_Exercise objective:_
Each record below should appear again exactly as written.

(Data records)
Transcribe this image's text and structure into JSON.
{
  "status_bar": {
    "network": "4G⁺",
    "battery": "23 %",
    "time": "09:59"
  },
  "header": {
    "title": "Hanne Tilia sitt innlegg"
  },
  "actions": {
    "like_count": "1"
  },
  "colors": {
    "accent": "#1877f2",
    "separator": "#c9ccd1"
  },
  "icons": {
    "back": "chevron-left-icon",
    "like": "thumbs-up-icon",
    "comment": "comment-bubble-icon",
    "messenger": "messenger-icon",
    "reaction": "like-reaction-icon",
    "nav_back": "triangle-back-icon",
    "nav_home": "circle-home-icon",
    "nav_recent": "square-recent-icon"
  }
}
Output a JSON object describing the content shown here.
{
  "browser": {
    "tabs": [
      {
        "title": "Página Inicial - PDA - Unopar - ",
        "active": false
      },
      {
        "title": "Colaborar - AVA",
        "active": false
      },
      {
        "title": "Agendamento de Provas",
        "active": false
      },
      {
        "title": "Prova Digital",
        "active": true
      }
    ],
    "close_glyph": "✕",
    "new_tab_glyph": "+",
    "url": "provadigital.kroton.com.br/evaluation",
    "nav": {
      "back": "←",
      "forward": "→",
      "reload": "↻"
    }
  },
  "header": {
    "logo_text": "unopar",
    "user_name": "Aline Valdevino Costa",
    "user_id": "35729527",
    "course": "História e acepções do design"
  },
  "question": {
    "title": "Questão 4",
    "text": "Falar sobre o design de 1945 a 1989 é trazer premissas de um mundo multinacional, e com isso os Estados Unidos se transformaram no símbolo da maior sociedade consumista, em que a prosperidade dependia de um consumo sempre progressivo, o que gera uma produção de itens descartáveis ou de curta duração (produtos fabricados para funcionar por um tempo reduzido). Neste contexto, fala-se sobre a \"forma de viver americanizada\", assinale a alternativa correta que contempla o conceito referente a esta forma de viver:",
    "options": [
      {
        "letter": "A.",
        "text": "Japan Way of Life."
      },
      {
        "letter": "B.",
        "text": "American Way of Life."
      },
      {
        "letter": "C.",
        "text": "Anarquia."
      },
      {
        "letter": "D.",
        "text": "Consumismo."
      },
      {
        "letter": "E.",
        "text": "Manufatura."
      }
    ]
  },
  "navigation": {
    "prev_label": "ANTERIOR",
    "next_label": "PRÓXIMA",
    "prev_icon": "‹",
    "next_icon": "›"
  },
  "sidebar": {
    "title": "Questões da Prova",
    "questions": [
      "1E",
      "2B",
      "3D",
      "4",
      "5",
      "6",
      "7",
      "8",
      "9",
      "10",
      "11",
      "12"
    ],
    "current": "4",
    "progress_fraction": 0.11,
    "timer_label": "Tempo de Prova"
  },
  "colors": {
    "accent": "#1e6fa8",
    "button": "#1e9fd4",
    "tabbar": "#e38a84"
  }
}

_Correct answer:_
Transcribe this image's text and structure into JSON.
{
  "status_bar": {
    "network": "4G⁺",
    "battery": "23 %",
    "time": "09:59"
  },
  "header": {
    "title": "Hanne Tilia sitt innlegg"
  },
  "actions": {
    "like_count": "1"
  },
  "colors": {
    "accent": "#1877f2",
    "separator": "#c9ccd1"
  },
  "icons": {
    "back": "chevron-left-icon",
    "like": "thumbs-up-icon",
    "comment": "comment-bubble-icon",
    "messenger": "messenger-icon",
    "reaction": "like-reaction-icon",
    "nav_back": "triangle-back-icon",
    "nav_home": "circle-home-icon",
    "nav_recent": "square-recent-icon"
  }
}
Output a JSON object describing the content shown here.
{
  "browser": {
    "tabs": [
      {
        "title": "Página Inicial - PDA - Unopar - ",
        "active": false
      },
      {
        "title": "Colaborar - AVA",
        "active": false
      },
      {
        "title": "Agendamento de Provas",
        "active": false
      },
      {
        "title": "Prova Digital",
        "active": true
      }
    ],
    "close_glyph": "✕",
    "new_tab_glyph": "+",
    "url": "provadigital.kroton.com.br/evaluation",
    "nav": {
      "back": "←",
      "forward": "→",
      "reload": "↻"
    }
  },
  "header": {
    "logo_text": "unopar",
    "user_name": "Aline Valdevino Costa",
    "user_id": "35729527",
    "course": "História e acepções do design"
  },
  "question": {
    "title": "Questão 4",
    "text": "Falar sobre o design de 1945 a 1989 é trazer premissas de um mundo multinacional, e com isso os Estados Unidos se transformaram no símbolo da maior sociedade consumista, em que a prosperidade dependia de um consumo sempre progressivo, o que gera uma produção de itens descartáveis ou de curta duração (produtos fabricados para funcionar por um tempo reduzido). Neste contexto, fala-se sobre a \"forma de viver americanizada\", assinale a alternativa correta que contempla o conceito referente a esta forma de viver:",
    "options": [
      {
        "letter": "A.",
        "text": "Japan Way of Life."
      },
      {
        "letter": "B.",
        "text": "American Way of Life."
      },
      {
        "letter": "C.",
        "text": "Anarquia."
      },
      {
        "letter": "D.",
        "text": "Consumismo."
      },
      {
        "letter": "E.",
        "text": "Manufatura."
      }
    ]
  },
  "navigation": {
    "prev_label": "ANTERIOR",
    "next_label": "PRÓXIMA",
    "prev_icon": "‹",
    "next_icon": "›"
  },
  "sidebar": {
    "title": "Questões da Prova",
    "questions": [
      "1E",
      "2B",
      "3D",
      "4",
      "5",
      "6",
      "7",
      "8",
      "9",
      "10",
      "11",
      "12"
    ],
    "current": "4",
    "progress_fraction": 0.11,
    "timer_label": "Tempo de Prova"
  },
  "colors": {
    "accent": "#1e6fa8",
    "button": "#1e9fd4",
    "tabbar": "#e38a84"
  }
}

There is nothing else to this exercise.